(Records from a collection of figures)
------------

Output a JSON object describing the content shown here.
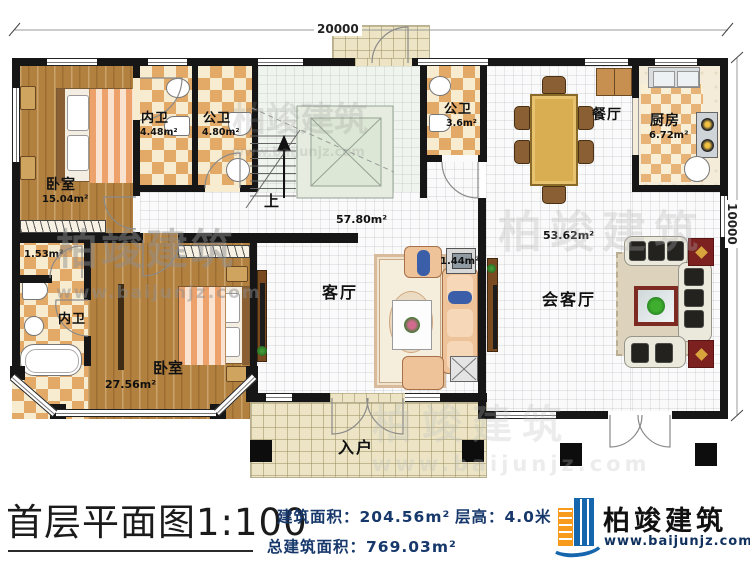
{
  "watermark": {
    "text": "柏竣建筑",
    "url": "www.baijunjz.com"
  },
  "dimensions": {
    "top": "20000",
    "right": "10000"
  },
  "rooms": {
    "bedroom1": {
      "name": "卧室",
      "area": "15.04m²"
    },
    "ensuite1": {
      "name": "内卫",
      "area": "4.48m²"
    },
    "bath1": {
      "name": "公卫",
      "area": "4.80m²"
    },
    "bath2": {
      "name": "公卫",
      "area": "3.6m²"
    },
    "dining": {
      "name": "餐厅"
    },
    "kitchen": {
      "name": "厨房",
      "area": "6.72m²"
    },
    "living": {
      "name": "客厅",
      "area": "57.80m²"
    },
    "reception": {
      "name": "会客厅",
      "area": "53.62m²"
    },
    "bedroom2": {
      "name": "卧室",
      "area": "27.56m²"
    },
    "ensuite2": {
      "name": "内卫"
    },
    "closet": {
      "area": "1.53m²"
    },
    "shaft": {
      "area": "1.44m²"
    },
    "entry": {
      "name": "入户"
    },
    "stairs": {
      "up": "上"
    }
  },
  "footer": {
    "title": "首层平面图1:100",
    "building_area": "建筑面积：204.56m²",
    "floor_height": "层高：4.0米",
    "total_area": "总建筑面积：769.03m²",
    "brand_name": "柏竣建筑",
    "brand_url": "www.baijunjz.com"
  }
}
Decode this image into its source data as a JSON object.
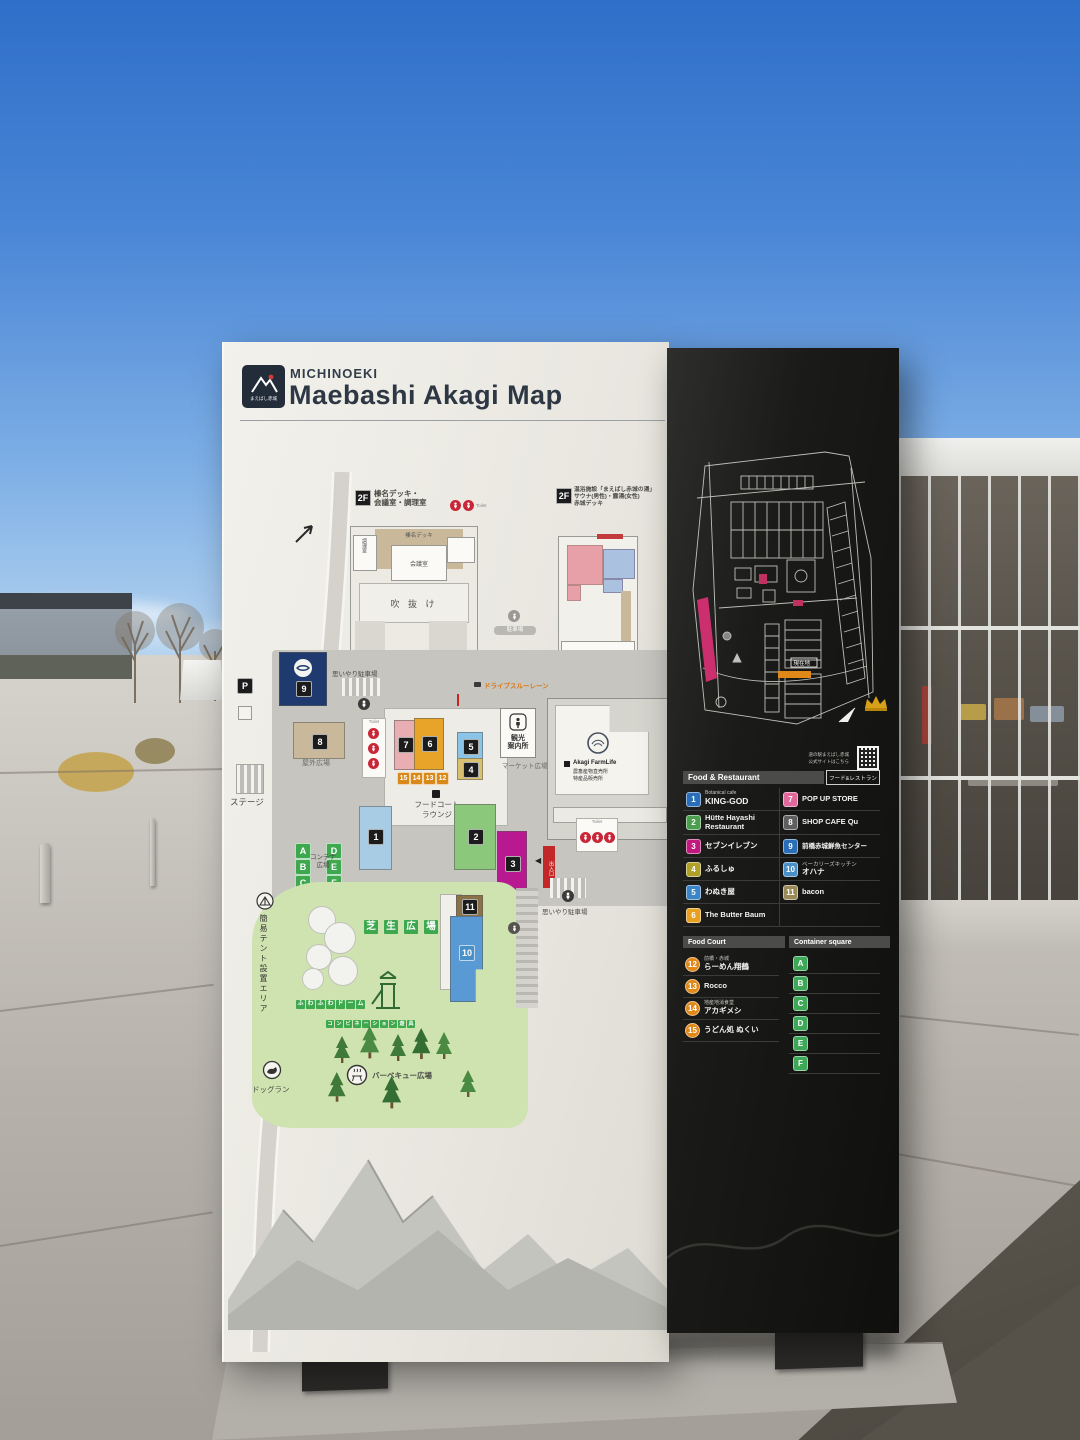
{
  "header": {
    "brand_small": "MICHINOEKI",
    "brand_title": "Maebashi Akagi Map",
    "logo_caption": "まえばし赤城"
  },
  "map": {
    "floor2_left": {
      "badge": "2F",
      "title1": "榛名デッキ・",
      "title2": "会議室・調理室",
      "room_kitchen": "調理室",
      "room_deck": "榛名デッキ",
      "room_meeting": "会議室",
      "room_atrium": "吹 抜 け"
    },
    "floor2_right": {
      "badge": "2F",
      "title1": "温浴施設「まえばし赤城の湯」",
      "title2": "サウナ(男性)・露湯(女性)",
      "title3": "赤城デッキ"
    },
    "labels": {
      "sidewalk": "歩道",
      "stage": "ステージ",
      "parking_badge": "P",
      "toilet": "Toilet",
      "parking_pill": "駐車場",
      "accessible_parking": "思いやり駐車場",
      "drive_through": "ドライブスルーレーン",
      "outdoor_plaza": "屋外広場",
      "market_plaza": "マーケット広場",
      "food_court1": "フードコート",
      "food_court2": "ラウンジ",
      "info1": "観光",
      "info2": "案内所",
      "farm_en": "Akagi FarmLife",
      "farm_jp1": "農畜産物直売所",
      "farm_jp2": "特産品販売所",
      "container_plaza1": "コンテナ",
      "container_plaza2": "広場",
      "lawn": "芝生広場",
      "fuwafuwa": "ふわふわドーム",
      "playground": "コンビネーション遊具",
      "bbq": "バーベキュー広場",
      "dog_run": "ドッグラン",
      "tent_area": "簡易テント設置エリア",
      "entrance_sign": "出入口",
      "arrow_left": "◀"
    },
    "markers": {
      "n1": "1",
      "n2": "2",
      "n3": "3",
      "n4": "4",
      "n5": "5",
      "n6": "6",
      "n7": "7",
      "n8": "8",
      "n9": "9",
      "n10": "10",
      "n11": "11",
      "stalls": [
        "15",
        "14",
        "13",
        "12"
      ],
      "containers": [
        "A",
        "B",
        "C",
        "D",
        "E",
        "F"
      ]
    }
  },
  "parking_map": {
    "you_are_here": "現在地",
    "note1": "道の駅まえばし赤城",
    "note2": "公式サイトはこちら"
  },
  "panel": {
    "food_restaurant": {
      "title_en": "Food & Restaurant",
      "title_jp": "フード&レストラン",
      "items_left": [
        {
          "num": "1",
          "color": "#2a6db8",
          "sub": "Botanical cafe",
          "label": "KING-GOD"
        },
        {
          "num": "2",
          "color": "#4a9e4e",
          "label": "Hütte Hayashi",
          "label2": "Restaurant"
        },
        {
          "num": "3",
          "color": "#c0187e",
          "label": "セブンイレブン"
        },
        {
          "num": "4",
          "color": "#b0a028",
          "label": "ふるしゅ"
        },
        {
          "num": "5",
          "color": "#3a85c8",
          "label": "わぬき屋"
        },
        {
          "num": "6",
          "color": "#e8a020",
          "label": "The Butter Baum"
        }
      ],
      "items_right": [
        {
          "num": "7",
          "color": "#e0689a",
          "label": "POP UP STORE"
        },
        {
          "num": "8",
          "color": "#5f5f5f",
          "label": "SHOP CAFE Qu"
        },
        {
          "num": "9",
          "color": "#2a6db8",
          "label": "前橋赤城鮮魚センター"
        },
        {
          "num": "10",
          "color": "#4a90c8",
          "sub": "ベーカリーズキッチン",
          "label": "オハナ"
        },
        {
          "num": "11",
          "color": "#9a8a58",
          "label": "bacon"
        }
      ]
    },
    "food_court": {
      "title": "Food Court",
      "marker_color": "#e08818",
      "items": [
        {
          "num": "12",
          "sub": "前橋・赤城",
          "label": "らーめん翔鶴"
        },
        {
          "num": "13",
          "sub": "",
          "label": "Rocco"
        },
        {
          "num": "14",
          "sub": "地産地消食堂",
          "label": "アカギメシ"
        },
        {
          "num": "15",
          "sub": "",
          "label": "うどん処 ぬくい"
        }
      ]
    },
    "container_square": {
      "title": "Container square",
      "marker_color": "#3da858",
      "letters": [
        "A",
        "B",
        "C",
        "D",
        "E",
        "F"
      ]
    }
  },
  "colors": {
    "board_dark": "#161614",
    "board_light": "#e9e7e0",
    "accent_red": "#c92638",
    "lawn_green": "#cfe3b0",
    "plaza_gray": "#c6c5c0",
    "navy": "#1e3a6e",
    "crown_gold": "#d8a018"
  }
}
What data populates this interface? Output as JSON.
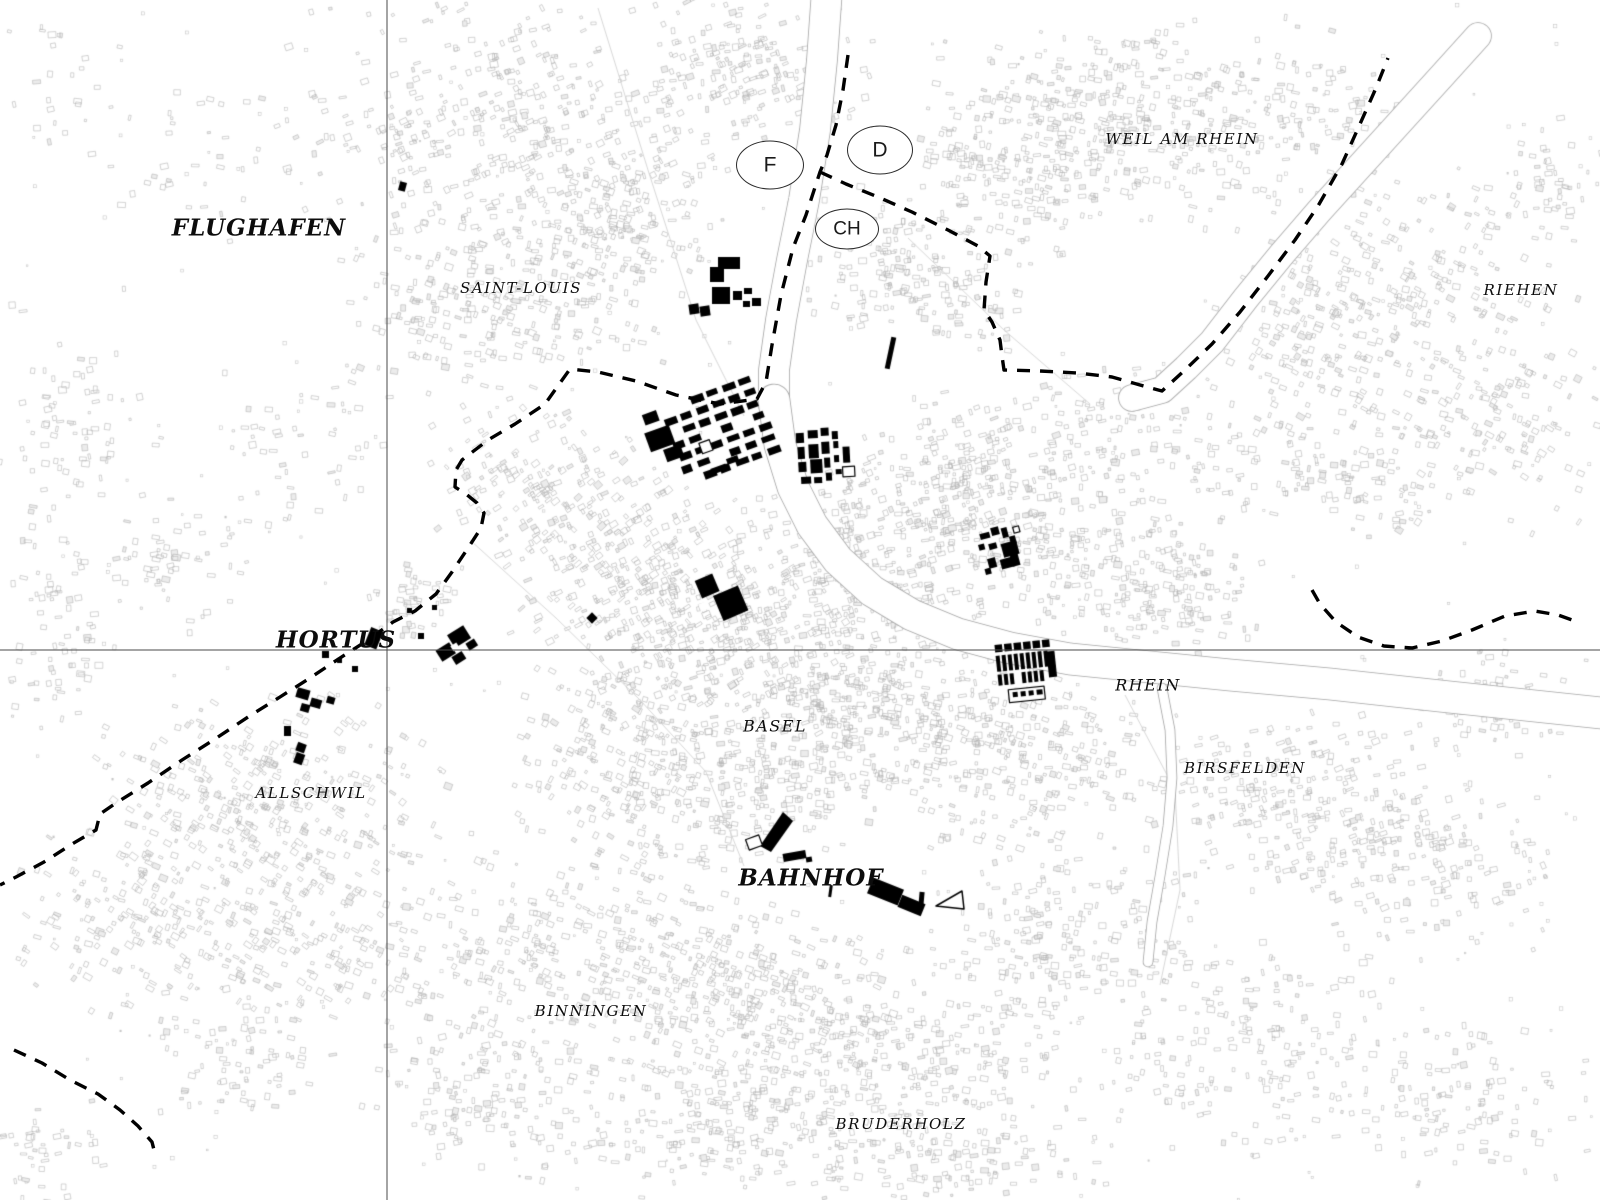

------------

== Your objective ==
Extract all the data above exactly, excluding every picture.

== Completed task ==
Output a JSON object describing the content shown here.
{
  "watermark": {
    "text": "柏竣建筑",
    "url": "www.baijunjz.com"
  },
  "dimensions": {
    "top": "20000",
    "right": "10000"
  },
  "rooms": {
    "bedroom1": {
      "name": "卧室",
      "area": "15.04m²"
    },
    "ensuite1": {
      "name": "内卫",
      "area": "4.48m²"
    },
    "bath1": {
      "name": "公卫",
      "area": "4.80m²"
    },
    "bath2": {
      "name": "公卫",
      "area": "3.6m²"
    },
    "dining": {
      "name": "餐厅"
    },
    "kitchen": {
      "name": "厨房",
      "area": "6.72m²"
    },
    "living": {
      "name": "客厅",
      "area": "57.80m²"
    },
    "reception": {
      "name": "会客厅",
      "area": "53.62m²"
    },
    "bedroom2": {
      "name": "卧室",
      "area": "27.56m²"
    },
    "ensuite2": {
      "name": "内卫"
    },
    "closet": {
      "area": "1.53m²"
    },
    "shaft": {
      "area": "1.44m²"
    },
    "entry": {
      "name": "入户"
    },
    "stairs": {
      "up": "上"
    }
  },
  "footer": {
    "title": "首层平面图1:100",
    "building_area": "建筑面积：204.56m²",
    "floor_height": "层高：4.0米",
    "total_area": "总建筑面积：769.03m²",
    "brand_name": "柏竣建筑",
    "brand_url": "www.baijunjz.com"
  }
}
Decode this image into its source data as a JSON object.
{
  "header": {
    "brand_small": "MICHINOEKI",
    "brand_title": "Maebashi Akagi Map",
    "logo_caption": "まえばし赤城"
  },
  "map": {
    "floor2_left": {
      "badge": "2F",
      "title1": "榛名デッキ・",
      "title2": "会議室・調理室",
      "room_kitchen": "調理室",
      "room_deck": "榛名デッキ",
      "room_meeting": "会議室",
      "room_atrium": "吹 抜 け"
    },
    "floor2_right": {
      "badge": "2F",
      "title1": "温浴施設「まえばし赤城の湯」",
      "title2": "サウナ(男性)・露湯(女性)",
      "title3": "赤城デッキ"
    },
    "labels": {
      "sidewalk": "歩道",
      "stage": "ステージ",
      "parking_badge": "P",
      "toilet": "Toilet",
      "parking_pill": "駐車場",
      "accessible_parking": "思いやり駐車場",
      "drive_through": "ドライブスルーレーン",
      "outdoor_plaza": "屋外広場",
      "market_plaza": "マーケット広場",
      "food_court1": "フードコート",
      "food_court2": "ラウンジ",
      "info1": "観光",
      "info2": "案内所",
      "farm_en": "Akagi FarmLife",
      "farm_jp1": "農畜産物直売所",
      "farm_jp2": "特産品販売所",
      "container_plaza1": "コンテナ",
      "container_plaza2": "広場",
      "lawn": "芝生広場",
      "fuwafuwa": "ふわふわドーム",
      "playground": "コンビネーション遊具",
      "bbq": "バーベキュー広場",
      "dog_run": "ドッグラン",
      "tent_area": "簡易テント設置エリア",
      "entrance_sign": "出入口",
      "arrow_left": "◀"
    },
    "markers": {
      "n1": "1",
      "n2": "2",
      "n3": "3",
      "n4": "4",
      "n5": "5",
      "n6": "6",
      "n7": "7",
      "n8": "8",
      "n9": "9",
      "n10": "10",
      "n11": "11",
      "stalls": [
        "15",
        "14",
        "13",
        "12"
      ],
      "containers": [
        "A",
        "B",
        "C",
        "D",
        "E",
        "F"
      ]
    }
  },
  "parking_map": {
    "you_are_here": "現在地",
    "note1": "道の駅まえばし赤城",
    "note2": "公式サイトはこちら"
  },
  "panel": {
    "food_restaurant": {
      "title_en": "Food & Restaurant",
      "title_jp": "フード&レストラン",
      "items_left": [
        {
          "num": "1",
          "color": "#2a6db8",
          "sub": "Botanical cafe",
          "label": "KING-GOD"
        },
        {
          "num": "2",
          "color": "#4a9e4e",
          "label": "Hütte Hayashi",
          "label2": "Restaurant"
        },
        {
          "num": "3",
          "color": "#c0187e",
          "label": "セブンイレブン"
        },
        {
          "num": "4",
          "color": "#b0a028",
          "label": "ふるしゅ"
        },
        {
          "num": "5",
          "color": "#3a85c8",
          "label": "わぬき屋"
        },
        {
          "num": "6",
          "color": "#e8a020",
          "label": "The Butter Baum"
        }
      ],
      "items_right": [
        {
          "num": "7",
          "color": "#e0689a",
          "label": "POP UP STORE"
        },
        {
          "num": "8",
          "color": "#5f5f5f",
          "label": "SHOP CAFE Qu"
        },
        {
          "num": "9",
          "color": "#2a6db8",
          "label": "前橋赤城鮮魚センター"
        },
        {
          "num": "10",
          "color": "#4a90c8",
          "sub": "ベーカリーズキッチン",
          "label": "オハナ"
        },
        {
          "num": "11",
          "color": "#9a8a58",
          "label": "bacon"
        }
      ]
    },
    "food_court": {
      "title": "Food Court",
      "marker_color": "#e08818",
      "items": [
        {
          "num": "12",
          "sub": "前橋・赤城",
          "label": "らーめん翔鶴"
        },
        {
          "num": "13",
          "sub": "",
          "label": "Rocco"
        },
        {
          "num": "14",
          "sub": "地産地消食堂",
          "label": "アカギメシ"
        },
        {
          "num": "15",
          "sub": "",
          "label": "うどん処 ぬくい"
        }
      ]
    },
    "container_square": {
      "title": "Container square",
      "marker_color": "#3da858",
      "letters": [
        "A",
        "B",
        "C",
        "D",
        "E",
        "F"
      ]
    }
  },
  "colors": {
    "board_dark": "#161614",
    "board_light": "#e9e7e0",
    "accent_red": "#c92638",
    "lawn_green": "#cfe3b0",
    "plaza_gray": "#c6c5c0",
    "navy": "#1e3a6e",
    "crown_gold": "#d8a018"
  }
}
What data populates this interface? Output as JSON.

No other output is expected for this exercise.